■ Selected passage ■
☆ ☆ ☆ ☆ ☆

Poster for File Under Sacred Music, 2003, single channel video, 22 mins
Do you have a trusted muse, mentor, network, or circle of friends you consult for critical feedback?
In 1993 at ‘A Fete Worse than Death’ we met Joshua Compston. He became the closest thing to a mentor we’ve ever had. We would meet most Sunday mornings in Shoreditch and tape record our conversations. These blew our minds wide open. Joshua wanted us to document his ideas, but we became hooked on his self-belief and the scale of his ambition. His ventures were a heady mix of brilliance and bullshit, but he taught us more in the short time before his death than anyone else.
Since then, there’s not been a single figure, although certain individuals at different times have been important to us. For example, the body of live work we produced early in our career would have been impossible without Vivienne Gaskin, who at the time was Director of Live Arts at the ICA.
Being two people means we have an inbuilt, and constant, level of self-criticism. We know two sets of instincts are better than one. And when they naturally align, we know we’re onto something worthwhile. But for us that only works at a project level. Regrettably, we’ve never been able to apply those instincts to any sort of career strategy.
Things are a little different in film. The art world seems so firmly bought into the idea of the autonomy of the artist that it seems to be only after something has been completed that people step forward to tell you what they think of it. Producers and executive producers in film are always able to be consulted during the making process. Most of the time, that’s a good thing! Maybe commercial galleries can provide that for some artists, but we’ve never had those kinds of relationships in the art world.
Our friends are brilliant — always open to reading a script we’re developing or watching a rough cut of something. So, there’s a handful of people we return to when we need an outside voice.
Bish Bosch: Ambisymphonic (with Scott Walker), 2013, 25 minutes, Ambisonic sound installation, Sydney Opera House for Vivid Festival
Which artists or creatives do you feel you are work is in conversation with?
To be honest, we have never thought of our work in that way. Even some of the pieces we have made that very directly riff on existing artwork, such as ‘Walking After Acconci’, were never about a conversation with the original artist. It’s the dialogue with an audience that’s important to us.
Of course, there’s a sense in which all our work is in conversation with fellow creatives. That might be the more subtle collaborations that take place between us and, say, a cinematographer. Or sometimes the collaboration is more overt, such as the project we made with Scott Walker for Sydney Opera House. These real and direct conversations are incredibly important to us and our work.
Kiss My Nauman (still), 2007, 4 channel HDV projection, silent, duration: 47 mins
How do you make money to support your practice?

☆ ☆ ☆ ☆ ☆

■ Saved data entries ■
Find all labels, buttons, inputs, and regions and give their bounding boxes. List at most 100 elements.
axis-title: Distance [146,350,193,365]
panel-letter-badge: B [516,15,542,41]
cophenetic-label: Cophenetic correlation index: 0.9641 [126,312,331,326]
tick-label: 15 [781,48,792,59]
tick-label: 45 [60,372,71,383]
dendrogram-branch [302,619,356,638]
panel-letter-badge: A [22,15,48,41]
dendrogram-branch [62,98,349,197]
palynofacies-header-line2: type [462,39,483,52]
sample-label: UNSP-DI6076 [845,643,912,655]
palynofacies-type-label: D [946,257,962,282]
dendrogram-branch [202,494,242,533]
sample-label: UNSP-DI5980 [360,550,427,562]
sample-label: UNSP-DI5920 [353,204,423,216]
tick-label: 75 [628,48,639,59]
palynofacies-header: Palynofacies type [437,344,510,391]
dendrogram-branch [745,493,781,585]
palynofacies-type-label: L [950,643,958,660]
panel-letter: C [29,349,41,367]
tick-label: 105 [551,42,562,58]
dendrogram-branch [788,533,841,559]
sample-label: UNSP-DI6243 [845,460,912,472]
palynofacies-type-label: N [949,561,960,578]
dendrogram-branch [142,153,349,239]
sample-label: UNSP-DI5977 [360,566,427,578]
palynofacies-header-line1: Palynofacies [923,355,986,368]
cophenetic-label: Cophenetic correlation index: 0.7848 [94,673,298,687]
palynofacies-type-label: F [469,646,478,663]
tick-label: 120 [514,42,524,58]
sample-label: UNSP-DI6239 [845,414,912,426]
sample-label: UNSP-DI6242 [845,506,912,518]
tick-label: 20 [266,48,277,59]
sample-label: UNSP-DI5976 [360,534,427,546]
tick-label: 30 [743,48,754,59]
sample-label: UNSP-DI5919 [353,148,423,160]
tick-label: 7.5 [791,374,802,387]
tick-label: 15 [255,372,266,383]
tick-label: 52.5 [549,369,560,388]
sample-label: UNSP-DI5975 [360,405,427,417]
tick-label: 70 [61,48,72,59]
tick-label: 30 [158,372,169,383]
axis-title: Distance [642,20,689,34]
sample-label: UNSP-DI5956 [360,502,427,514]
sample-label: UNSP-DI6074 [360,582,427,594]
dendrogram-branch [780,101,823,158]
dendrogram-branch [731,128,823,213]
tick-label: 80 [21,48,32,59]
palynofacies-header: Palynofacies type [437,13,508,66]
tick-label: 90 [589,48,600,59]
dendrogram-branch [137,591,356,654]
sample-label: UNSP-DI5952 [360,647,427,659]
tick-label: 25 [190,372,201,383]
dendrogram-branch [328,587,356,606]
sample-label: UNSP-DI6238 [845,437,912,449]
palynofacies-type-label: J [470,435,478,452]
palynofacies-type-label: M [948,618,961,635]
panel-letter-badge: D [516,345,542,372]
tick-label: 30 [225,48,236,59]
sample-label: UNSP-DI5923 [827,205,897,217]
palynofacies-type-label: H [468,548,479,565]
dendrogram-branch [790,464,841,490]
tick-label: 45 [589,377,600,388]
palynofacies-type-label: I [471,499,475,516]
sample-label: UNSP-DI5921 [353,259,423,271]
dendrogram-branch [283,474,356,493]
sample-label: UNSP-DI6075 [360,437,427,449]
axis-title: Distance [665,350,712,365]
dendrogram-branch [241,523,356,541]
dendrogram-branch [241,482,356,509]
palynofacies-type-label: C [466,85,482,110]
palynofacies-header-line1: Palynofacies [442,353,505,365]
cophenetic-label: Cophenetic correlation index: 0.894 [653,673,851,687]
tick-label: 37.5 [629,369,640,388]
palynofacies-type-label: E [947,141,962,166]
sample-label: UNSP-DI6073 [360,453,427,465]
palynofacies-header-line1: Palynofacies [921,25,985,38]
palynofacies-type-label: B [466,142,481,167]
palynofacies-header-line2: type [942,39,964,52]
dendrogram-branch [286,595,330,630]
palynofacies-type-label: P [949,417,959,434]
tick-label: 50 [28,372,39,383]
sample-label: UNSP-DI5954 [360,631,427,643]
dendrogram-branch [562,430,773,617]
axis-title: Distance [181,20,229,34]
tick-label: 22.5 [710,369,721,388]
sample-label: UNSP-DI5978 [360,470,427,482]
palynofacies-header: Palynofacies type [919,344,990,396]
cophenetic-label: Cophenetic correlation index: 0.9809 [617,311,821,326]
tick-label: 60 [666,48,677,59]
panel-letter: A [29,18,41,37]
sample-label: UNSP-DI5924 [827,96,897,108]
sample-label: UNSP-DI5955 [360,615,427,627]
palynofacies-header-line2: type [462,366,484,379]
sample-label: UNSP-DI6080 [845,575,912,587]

☆ ☆ ☆ ☆ ☆

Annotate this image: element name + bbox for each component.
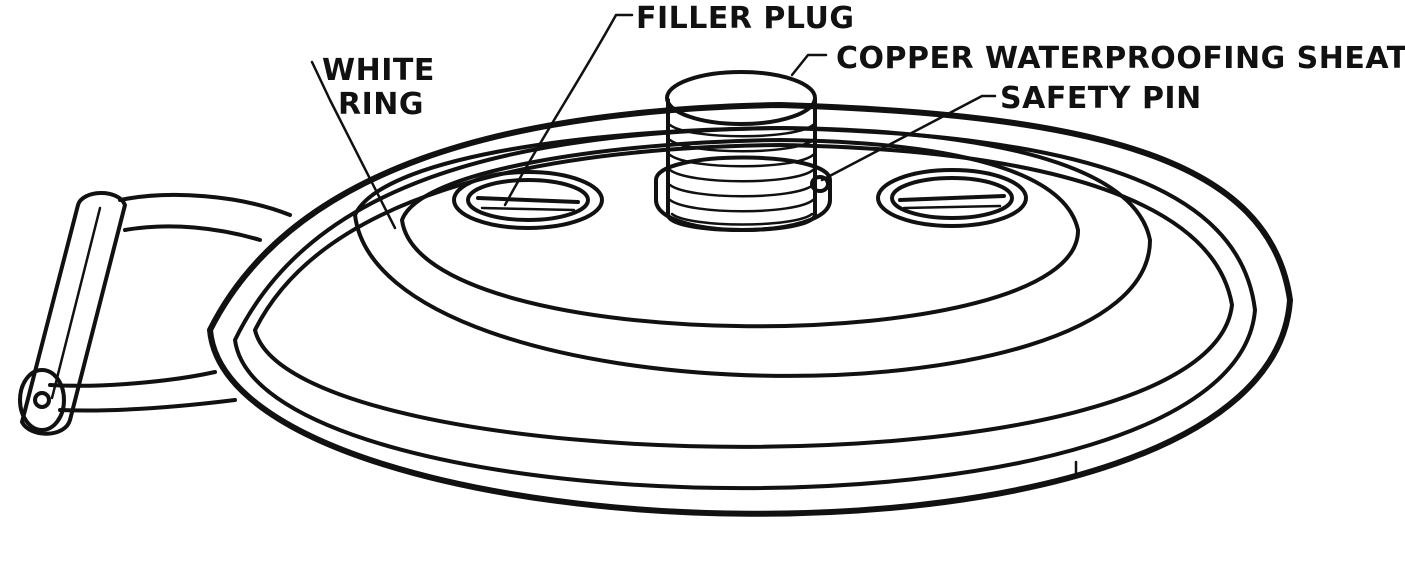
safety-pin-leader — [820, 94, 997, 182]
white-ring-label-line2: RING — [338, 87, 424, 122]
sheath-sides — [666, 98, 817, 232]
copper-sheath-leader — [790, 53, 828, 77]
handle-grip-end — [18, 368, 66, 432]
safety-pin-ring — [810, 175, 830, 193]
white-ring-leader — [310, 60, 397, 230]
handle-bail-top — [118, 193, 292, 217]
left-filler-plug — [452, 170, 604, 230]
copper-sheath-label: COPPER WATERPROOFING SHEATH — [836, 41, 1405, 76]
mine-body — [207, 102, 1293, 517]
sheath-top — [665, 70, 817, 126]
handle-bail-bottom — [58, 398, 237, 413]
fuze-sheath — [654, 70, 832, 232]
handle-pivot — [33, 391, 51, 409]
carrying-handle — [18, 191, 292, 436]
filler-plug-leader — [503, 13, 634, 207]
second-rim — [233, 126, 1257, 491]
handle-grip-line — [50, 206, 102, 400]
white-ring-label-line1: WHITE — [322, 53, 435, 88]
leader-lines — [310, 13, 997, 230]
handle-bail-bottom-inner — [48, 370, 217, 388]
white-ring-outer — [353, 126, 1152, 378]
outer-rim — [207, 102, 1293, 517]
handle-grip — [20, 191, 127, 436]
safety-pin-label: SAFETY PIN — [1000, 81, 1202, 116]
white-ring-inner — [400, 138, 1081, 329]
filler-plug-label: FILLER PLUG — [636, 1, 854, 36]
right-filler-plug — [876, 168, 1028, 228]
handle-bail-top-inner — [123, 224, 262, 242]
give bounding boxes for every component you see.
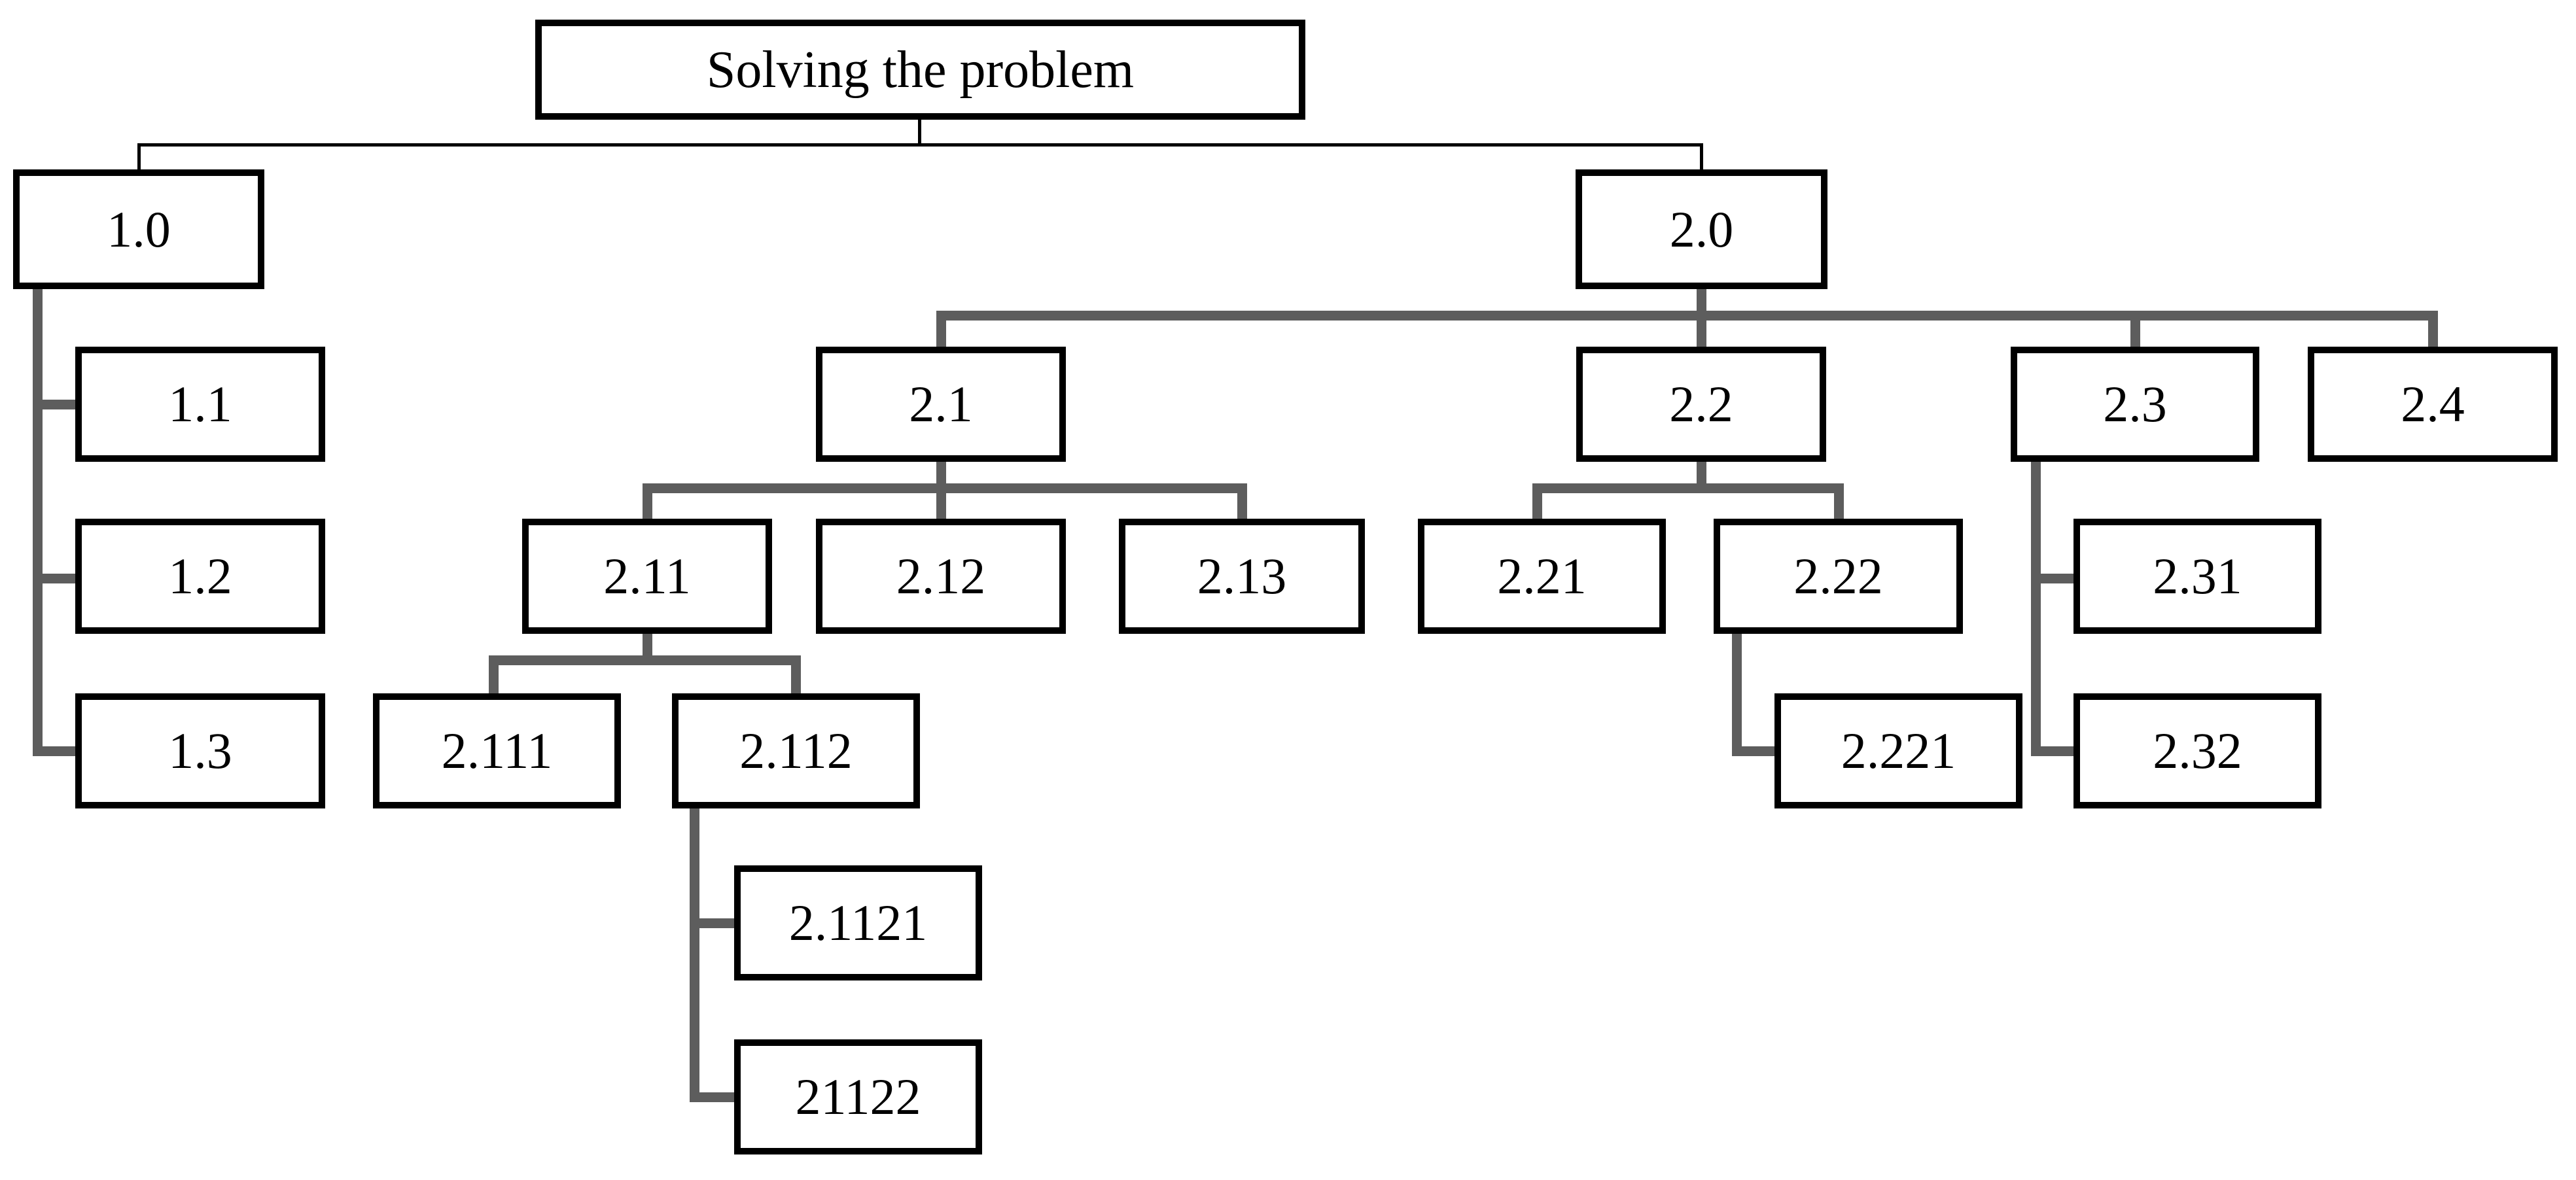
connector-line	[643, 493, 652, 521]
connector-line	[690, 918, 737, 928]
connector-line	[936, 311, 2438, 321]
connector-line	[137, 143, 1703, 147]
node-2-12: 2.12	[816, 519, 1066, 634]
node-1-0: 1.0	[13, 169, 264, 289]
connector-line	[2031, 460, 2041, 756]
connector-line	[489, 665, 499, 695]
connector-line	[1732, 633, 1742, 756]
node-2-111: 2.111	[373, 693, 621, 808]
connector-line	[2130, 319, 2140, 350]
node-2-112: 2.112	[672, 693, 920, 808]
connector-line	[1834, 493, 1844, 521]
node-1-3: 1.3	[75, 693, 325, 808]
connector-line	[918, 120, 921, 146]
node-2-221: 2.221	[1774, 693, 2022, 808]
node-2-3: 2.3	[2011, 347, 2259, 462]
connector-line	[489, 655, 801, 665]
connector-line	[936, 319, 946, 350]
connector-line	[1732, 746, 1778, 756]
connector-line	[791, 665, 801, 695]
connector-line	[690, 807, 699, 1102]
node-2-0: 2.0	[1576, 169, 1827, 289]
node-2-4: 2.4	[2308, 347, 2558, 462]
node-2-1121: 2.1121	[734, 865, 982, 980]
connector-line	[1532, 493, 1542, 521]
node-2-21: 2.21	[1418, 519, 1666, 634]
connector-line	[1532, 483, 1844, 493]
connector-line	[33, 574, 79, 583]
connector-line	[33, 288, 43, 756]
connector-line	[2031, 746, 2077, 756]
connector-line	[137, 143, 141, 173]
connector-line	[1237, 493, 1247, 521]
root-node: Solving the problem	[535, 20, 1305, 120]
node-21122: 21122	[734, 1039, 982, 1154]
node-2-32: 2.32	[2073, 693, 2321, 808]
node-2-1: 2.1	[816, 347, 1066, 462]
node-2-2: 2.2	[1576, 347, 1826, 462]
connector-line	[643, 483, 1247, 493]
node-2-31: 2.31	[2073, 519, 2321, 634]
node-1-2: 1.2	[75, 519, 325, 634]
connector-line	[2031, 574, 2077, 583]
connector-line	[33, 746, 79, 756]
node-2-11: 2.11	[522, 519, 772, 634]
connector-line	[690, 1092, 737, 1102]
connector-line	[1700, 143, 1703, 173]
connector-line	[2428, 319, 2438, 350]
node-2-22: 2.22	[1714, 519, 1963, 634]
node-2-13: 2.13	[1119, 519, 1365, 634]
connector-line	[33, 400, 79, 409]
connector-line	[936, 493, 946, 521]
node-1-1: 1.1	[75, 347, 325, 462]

☆ ☆ ☆ ☆ ☆

■ Instruction 1 ■
According to the artist interview, where and in what year did the artists first meet Joshua Compston?
■ Instruction 2 ■
Please copy the part of the artist interview that opens with the words containing "Since then, there’s" and closes with "of career strategy.".
■ Instruction 3 ■
Proceed with the artist interview, writing on from its last line.
None of the data is needed here.

■ Expected answer 1 ■
At ‘A Fete Worse than Death’ in 1993.

■ Expected answer 2 ■
Since then, there’s not been a single figure, although certain individuals at different times have been important to us. For example, the body of live work we produced early in our career would have been impossible without Vivienne Gaskin, who at the time was Director of Live Arts at the ICA.
Being two people means we have an inbuilt, and constant, level of self-criticism. We know two sets of instincts are better than one. And when they naturally align, we know we’re onto something worthwhile. But for us that only works at a project level. Regrettably, we’ve never been able to apply those instincts to any sort of career strategy.

■ Expected answer 3 ■
It’s rarely talked about, but one of the most difficult things is that the projects we’re best suited to are usually larger scale, working with public spaces. Even when the budget to realise the work is there, it rarely covers the true time, effort, and resources that the project requires. As the artist, you’re expected to be the most committed person in the room. We have no problem with that, we work stupidly long hours every single day. But when everyone around you is on a salary and your artist fee isn’t covering even close to minimum wage, it’s tough.
There’s such a strong sense in this country that the arts are a luxury, and that if you don’t have a private income to support yourself, then you should go and do something else. How do we even begin to fix that?
For almost twenty years, we supported our practice with part-time jobs. Initially in the book trade then, for 12 years in the record industry. We weren’t able to fully reshape our working life until after the success of our first feature film. Although it brought us little in the way of hard cash, the doors opened have been immense. We’ve been able to incorporate film and TV work into our practice. As glamorous as this perhaps sounds, we’re only able to take on a small amount. It’s gruelling work, and we’re not right for the sort of conventional projects that enable directors-for-hire to make a good living.
So, there’s still no single or solid source of income in our life. We try to keep enough plates spinning in the hope that some eventually pay off. We’ve never liked the lack of transparency in the art world, so let us put our money where our mouth is and give you an idea of how we’ve made money over the past year.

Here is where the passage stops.